— Start of Material provided —
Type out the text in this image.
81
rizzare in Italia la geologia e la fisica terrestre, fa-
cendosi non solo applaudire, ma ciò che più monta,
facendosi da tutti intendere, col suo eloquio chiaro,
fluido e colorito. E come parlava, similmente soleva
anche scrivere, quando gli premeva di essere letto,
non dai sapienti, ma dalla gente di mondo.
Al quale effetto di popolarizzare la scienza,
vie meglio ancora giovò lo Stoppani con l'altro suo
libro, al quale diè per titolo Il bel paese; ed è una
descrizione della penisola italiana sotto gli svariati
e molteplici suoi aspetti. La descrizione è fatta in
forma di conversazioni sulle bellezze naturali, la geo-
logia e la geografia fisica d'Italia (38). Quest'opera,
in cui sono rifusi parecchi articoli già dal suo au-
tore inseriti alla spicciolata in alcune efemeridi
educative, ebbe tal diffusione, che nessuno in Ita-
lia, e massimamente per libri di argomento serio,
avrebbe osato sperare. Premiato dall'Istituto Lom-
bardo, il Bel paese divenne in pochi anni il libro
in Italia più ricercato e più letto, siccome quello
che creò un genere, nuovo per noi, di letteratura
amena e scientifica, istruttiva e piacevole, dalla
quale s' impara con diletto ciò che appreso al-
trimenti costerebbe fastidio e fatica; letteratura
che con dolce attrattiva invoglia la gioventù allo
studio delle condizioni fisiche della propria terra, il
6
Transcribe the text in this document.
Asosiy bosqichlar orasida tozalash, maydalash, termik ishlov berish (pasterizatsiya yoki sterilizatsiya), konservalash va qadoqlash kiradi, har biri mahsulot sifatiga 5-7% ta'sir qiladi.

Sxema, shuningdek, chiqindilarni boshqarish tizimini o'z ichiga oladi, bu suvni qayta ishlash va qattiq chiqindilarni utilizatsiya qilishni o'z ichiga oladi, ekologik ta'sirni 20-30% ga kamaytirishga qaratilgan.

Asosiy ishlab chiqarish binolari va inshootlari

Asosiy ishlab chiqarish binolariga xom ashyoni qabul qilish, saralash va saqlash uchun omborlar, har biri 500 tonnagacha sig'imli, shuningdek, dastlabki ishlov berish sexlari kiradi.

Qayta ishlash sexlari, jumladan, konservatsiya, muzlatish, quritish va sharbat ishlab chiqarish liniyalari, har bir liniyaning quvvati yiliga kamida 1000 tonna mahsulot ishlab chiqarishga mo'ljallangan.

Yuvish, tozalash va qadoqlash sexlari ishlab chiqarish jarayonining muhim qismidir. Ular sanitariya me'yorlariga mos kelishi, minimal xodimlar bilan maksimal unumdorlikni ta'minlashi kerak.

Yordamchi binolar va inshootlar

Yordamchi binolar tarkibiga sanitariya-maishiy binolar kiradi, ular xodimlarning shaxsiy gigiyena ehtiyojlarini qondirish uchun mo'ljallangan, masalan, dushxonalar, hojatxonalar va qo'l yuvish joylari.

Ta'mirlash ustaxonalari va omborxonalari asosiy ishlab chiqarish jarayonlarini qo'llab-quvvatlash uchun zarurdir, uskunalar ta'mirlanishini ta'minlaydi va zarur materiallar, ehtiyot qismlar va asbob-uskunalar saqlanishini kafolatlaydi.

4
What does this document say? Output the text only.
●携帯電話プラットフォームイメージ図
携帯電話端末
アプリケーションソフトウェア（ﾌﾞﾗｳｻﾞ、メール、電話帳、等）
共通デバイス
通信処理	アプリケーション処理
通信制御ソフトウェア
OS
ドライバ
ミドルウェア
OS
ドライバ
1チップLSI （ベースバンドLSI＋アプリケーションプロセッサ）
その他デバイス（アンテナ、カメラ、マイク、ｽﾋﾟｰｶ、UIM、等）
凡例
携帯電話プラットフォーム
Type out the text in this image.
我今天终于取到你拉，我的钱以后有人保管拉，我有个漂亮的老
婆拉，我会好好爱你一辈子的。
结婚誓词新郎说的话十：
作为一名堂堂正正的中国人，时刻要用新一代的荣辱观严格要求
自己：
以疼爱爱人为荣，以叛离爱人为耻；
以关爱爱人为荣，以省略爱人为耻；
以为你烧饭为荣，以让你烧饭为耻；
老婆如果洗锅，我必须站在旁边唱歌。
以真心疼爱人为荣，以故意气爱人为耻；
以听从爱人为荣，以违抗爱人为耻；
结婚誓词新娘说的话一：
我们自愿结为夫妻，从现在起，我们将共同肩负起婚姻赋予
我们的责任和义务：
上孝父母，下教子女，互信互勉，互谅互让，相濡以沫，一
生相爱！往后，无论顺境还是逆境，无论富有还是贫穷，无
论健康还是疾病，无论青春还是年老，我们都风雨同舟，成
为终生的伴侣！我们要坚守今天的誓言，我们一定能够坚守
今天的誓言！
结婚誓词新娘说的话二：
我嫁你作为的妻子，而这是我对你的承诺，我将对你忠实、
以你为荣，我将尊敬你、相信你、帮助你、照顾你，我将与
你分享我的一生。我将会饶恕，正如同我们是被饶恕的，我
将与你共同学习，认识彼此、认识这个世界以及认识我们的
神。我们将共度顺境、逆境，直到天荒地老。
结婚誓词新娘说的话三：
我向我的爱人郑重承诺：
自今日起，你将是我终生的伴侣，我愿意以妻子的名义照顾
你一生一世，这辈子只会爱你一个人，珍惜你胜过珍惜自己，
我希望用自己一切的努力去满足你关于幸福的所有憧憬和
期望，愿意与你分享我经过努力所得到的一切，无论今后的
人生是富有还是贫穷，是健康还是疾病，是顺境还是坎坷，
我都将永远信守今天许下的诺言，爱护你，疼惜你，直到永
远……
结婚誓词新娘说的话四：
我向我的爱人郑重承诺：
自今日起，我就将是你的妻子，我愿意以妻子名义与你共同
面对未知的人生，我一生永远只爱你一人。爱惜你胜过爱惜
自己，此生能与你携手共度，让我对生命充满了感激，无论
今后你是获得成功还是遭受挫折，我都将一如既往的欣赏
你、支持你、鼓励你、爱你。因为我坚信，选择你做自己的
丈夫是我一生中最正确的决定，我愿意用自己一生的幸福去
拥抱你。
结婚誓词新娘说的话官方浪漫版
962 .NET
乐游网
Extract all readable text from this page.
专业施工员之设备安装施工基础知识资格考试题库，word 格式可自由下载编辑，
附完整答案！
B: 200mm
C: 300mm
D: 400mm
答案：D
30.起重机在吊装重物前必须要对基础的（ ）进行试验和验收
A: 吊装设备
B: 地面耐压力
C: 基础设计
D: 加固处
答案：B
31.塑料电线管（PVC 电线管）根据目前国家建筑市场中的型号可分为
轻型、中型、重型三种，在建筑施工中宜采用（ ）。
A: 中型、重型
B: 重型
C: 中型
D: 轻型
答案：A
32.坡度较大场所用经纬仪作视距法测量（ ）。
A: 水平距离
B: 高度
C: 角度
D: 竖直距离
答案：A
— End of Material provided —
Return the entries above exactly, each one complete.

> _Finished task_
Type out the text in this image.
81
rizzare in Italia la geologia e la fisica terrestre, fa-
cendosi non solo applaudire, ma ciò che più monta,
facendosi da tutti intendere, col suo eloquio chiaro,
fluido e colorito. E come parlava, similmente soleva
anche scrivere, quando gli premeva di essere letto,
non dai sapienti, ma dalla gente di mondo.
Al quale effetto di popolarizzare la scienza,
vie meglio ancora giovò lo Stoppani con l'altro suo
libro, al quale diè per titolo Il bel paese; ed è una
descrizione della penisola italiana sotto gli svariati
e molteplici suoi aspetti. La descrizione è fatta in
forma di conversazioni sulle bellezze naturali, la geo-
logia e la geografia fisica d'Italia (38). Quest'opera,
in cui sono rifusi parecchi articoli già dal suo au-
tore inseriti alla spicciolata in alcune efemeridi
educative, ebbe tal diffusione, che nessuno in Ita-
lia, e massimamente per libri di argomento serio,
avrebbe osato sperare. Premiato dall'Istituto Lom-
bardo, il Bel paese divenne in pochi anni il libro
in Italia più ricercato e più letto, siccome quello
che creò un genere, nuovo per noi, di letteratura
amena e scientifica, istruttiva e piacevole, dalla
quale s' impara con diletto ciò che appreso al-
trimenti costerebbe fastidio e fatica; letteratura
che con dolce attrattiva invoglia la gioventù allo
studio delle condizioni fisiche della propria terra, il
6
Transcribe the text in this document.
Asosiy bosqichlar orasida tozalash, maydalash, termik ishlov berish (pasterizatsiya yoki sterilizatsiya), konservalash va qadoqlash kiradi, har biri mahsulot sifatiga 5-7% ta'sir qiladi.

Sxema, shuningdek, chiqindilarni boshqarish tizimini o'z ichiga oladi, bu suvni qayta ishlash va qattiq chiqindilarni utilizatsiya qilishni o'z ichiga oladi, ekologik ta'sirni 20-30% ga kamaytirishga qaratilgan.

Asosiy ishlab chiqarish binolari va inshootlari

Asosiy ishlab chiqarish binolariga xom ashyoni qabul qilish, saralash va saqlash uchun omborlar, har biri 500 tonnagacha sig'imli, shuningdek, dastlabki ishlov berish sexlari kiradi.

Qayta ishlash sexlari, jumladan, konservatsiya, muzlatish, quritish va sharbat ishlab chiqarish liniyalari, har bir liniyaning quvvati yiliga kamida 1000 tonna mahsulot ishlab chiqarishga mo'ljallangan.

Yuvish, tozalash va qadoqlash sexlari ishlab chiqarish jarayonining muhim qismidir. Ular sanitariya me'yorlariga mos kelishi, minimal xodimlar bilan maksimal unumdorlikni ta'minlashi kerak.

Yordamchi binolar va inshootlar

Yordamchi binolar tarkibiga sanitariya-maishiy binolar kiradi, ular xodimlarning shaxsiy gigiyena ehtiyojlarini qondirish uchun mo'ljallangan, masalan, dushxonalar, hojatxonalar va qo'l yuvish joylari.

Ta'mirlash ustaxonalari va omborxonalari asosiy ishlab chiqarish jarayonlarini qo'llab-quvvatlash uchun zarurdir, uskunalar ta'mirlanishini ta'minlaydi va zarur materiallar, ehtiyot qismlar va asbob-uskunalar saqlanishini kafolatlaydi.

4
What does this document say? Output the text only.
●携帯電話プラットフォームイメージ図
携帯電話端末
アプリケーションソフトウェア（ﾌﾞﾗｳｻﾞ、メール、電話帳、等）
共通デバイス
通信処理	アプリケーション処理
通信制御ソフトウェア
OS
ドライバ
ミドルウェア
OS
ドライバ
1チップLSI （ベースバンドLSI＋アプリケーションプロセッサ）
その他デバイス（アンテナ、カメラ、マイク、ｽﾋﾟｰｶ、UIM、等）
凡例
携帯電話プラットフォーム
Type out the text in this image.
我今天终于取到你拉，我的钱以后有人保管拉，我有个漂亮的老
婆拉，我会好好爱你一辈子的。
结婚誓词新郎说的话十：
作为一名堂堂正正的中国人，时刻要用新一代的荣辱观严格要求
自己：
以疼爱爱人为荣，以叛离爱人为耻；
以关爱爱人为荣，以省略爱人为耻；
以为你烧饭为荣，以让你烧饭为耻；
老婆如果洗锅，我必须站在旁边唱歌。
以真心疼爱人为荣，以故意气爱人为耻；
以听从爱人为荣，以违抗爱人为耻；
结婚誓词新娘说的话一：
我们自愿结为夫妻，从现在起，我们将共同肩负起婚姻赋予
我们的责任和义务：
上孝父母，下教子女，互信互勉，互谅互让，相濡以沫，一
生相爱！往后，无论顺境还是逆境，无论富有还是贫穷，无
论健康还是疾病，无论青春还是年老，我们都风雨同舟，成
为终生的伴侣！我们要坚守今天的誓言，我们一定能够坚守
今天的誓言！
结婚誓词新娘说的话二：
我嫁你作为的妻子，而这是我对你的承诺，我将对你忠实、
以你为荣，我将尊敬你、相信你、帮助你、照顾你，我将与
你分享我的一生。我将会饶恕，正如同我们是被饶恕的，我
将与你共同学习，认识彼此、认识这个世界以及认识我们的
神。我们将共度顺境、逆境，直到天荒地老。
结婚誓词新娘说的话三：
我向我的爱人郑重承诺：
自今日起，你将是我终生的伴侣，我愿意以妻子的名义照顾
你一生一世，这辈子只会爱你一个人，珍惜你胜过珍惜自己，
我希望用自己一切的努力去满足你关于幸福的所有憧憬和
期望，愿意与你分享我经过努力所得到的一切，无论今后的
人生是富有还是贫穷，是健康还是疾病，是顺境还是坎坷，
我都将永远信守今天许下的诺言，爱护你，疼惜你，直到永
远……
结婚誓词新娘说的话四：
我向我的爱人郑重承诺：
自今日起，我就将是你的妻子，我愿意以妻子名义与你共同
面对未知的人生，我一生永远只爱你一人。爱惜你胜过爱惜
自己，此生能与你携手共度，让我对生命充满了感激，无论
今后你是获得成功还是遭受挫折，我都将一如既往的欣赏
你、支持你、鼓励你、爱你。因为我坚信，选择你做自己的
丈夫是我一生中最正确的决定，我愿意用自己一生的幸福去
拥抱你。
结婚誓词新娘说的话官方浪漫版
962 .NET
乐游网
Extract all readable text from this page.
专业施工员之设备安装施工基础知识资格考试题库，word 格式可自由下载编辑，
附完整答案！
B: 200mm
C: 300mm
D: 400mm
答案：D
30.起重机在吊装重物前必须要对基础的（ ）进行试验和验收
A: 吊装设备
B: 地面耐压力
C: 基础设计
D: 加固处
答案：B
31.塑料电线管（PVC 电线管）根据目前国家建筑市场中的型号可分为
轻型、中型、重型三种，在建筑施工中宜采用（ ）。
A: 中型、重型
B: 重型
C: 中型
D: 轻型
答案：A
32.坡度较大场所用经纬仪作视距法测量（ ）。
A: 水平距离
B: 高度
C: 角度
D: 竖直距离
答案：A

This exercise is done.